▸ Task input:
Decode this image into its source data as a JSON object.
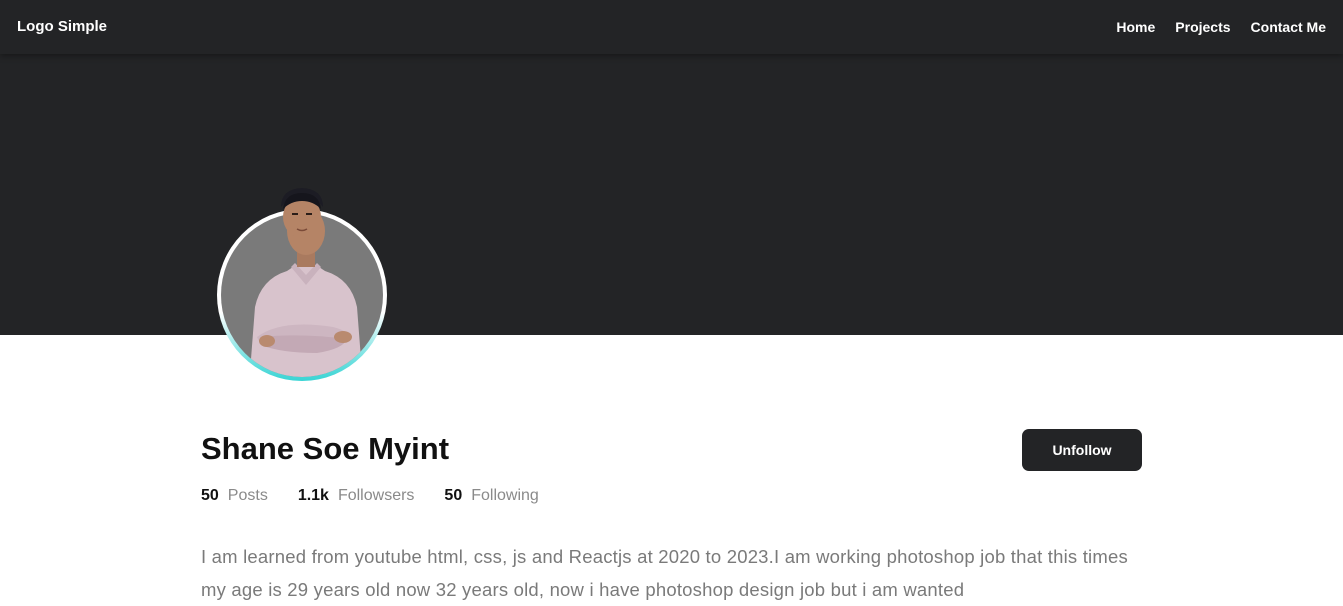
{
  "navbar": {
    "logo": "Logo Simple",
    "links": [
      {
        "label": "Home"
      },
      {
        "label": "Projects"
      },
      {
        "label": "Contact Me"
      }
    ]
  },
  "profile": {
    "name": "Shane Soe Myint",
    "stats": [
      {
        "value": "50",
        "label": "Posts"
      },
      {
        "value": "1.1k",
        "label": "Followsers"
      },
      {
        "value": "50",
        "label": "Following"
      }
    ],
    "unfollow_label": "Unfollow",
    "bio": "I am learned from youtube html, css, js and Reactjs at 2020 to 2023.I am working photoshop job that this times my age is 29 years old now 32 years old, now i have photoshop design job but i am wanted"
  },
  "colors": {
    "navbar_bg": "#232426",
    "cover_bg": "#232426",
    "avatar_ring_accent": "#38d4d4",
    "button_bg": "#232426",
    "muted_text": "#8a8a8a"
  }
}
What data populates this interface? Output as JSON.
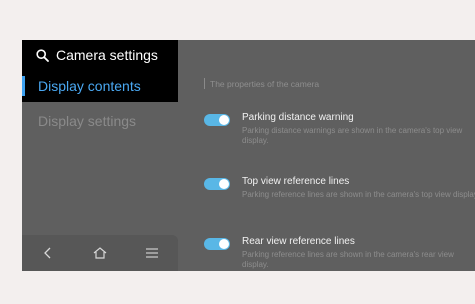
{
  "nav": {
    "title": "Camera settings",
    "active_item": "Display contents",
    "item": "Display settings"
  },
  "bottom_nav": {
    "back": "back-icon",
    "home": "home-icon",
    "menu": "menu-icon"
  },
  "content": {
    "section_heading": "The properties of the camera",
    "settings": [
      {
        "label": "Parking distance warning",
        "description": "Parking distance warnings are shown in the camera's top view display.",
        "enabled": true
      },
      {
        "label": "Top view reference lines",
        "description": "Parking reference lines are shown in the camera's top view display.",
        "enabled": true
      },
      {
        "label": "Rear view reference lines",
        "description": "Parking reference lines are shown in the camera's rear view display.",
        "enabled": true
      }
    ]
  },
  "colors": {
    "accent": "#3ea2f1",
    "toggle_on": "#59b7e6",
    "background": "#5f5f5f"
  }
}
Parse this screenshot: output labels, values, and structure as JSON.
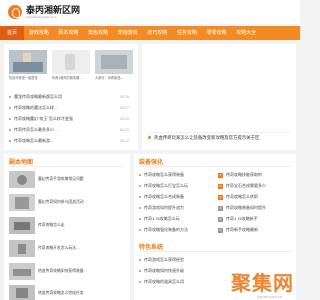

▸ Work to be completed:
The lines to collect are those holding the string "view"; copy them all.

▸ Result for this exercise:
        "description": "Parking distance warnings are shown in the camera's top view display.",
        "label": "Top view reference lines",
        "description": "Parking reference lines are shown in the camera's top view display.",
        "label": "Rear view reference lines",
        "description": "Parking reference lines are shown in the camera's rear view display.",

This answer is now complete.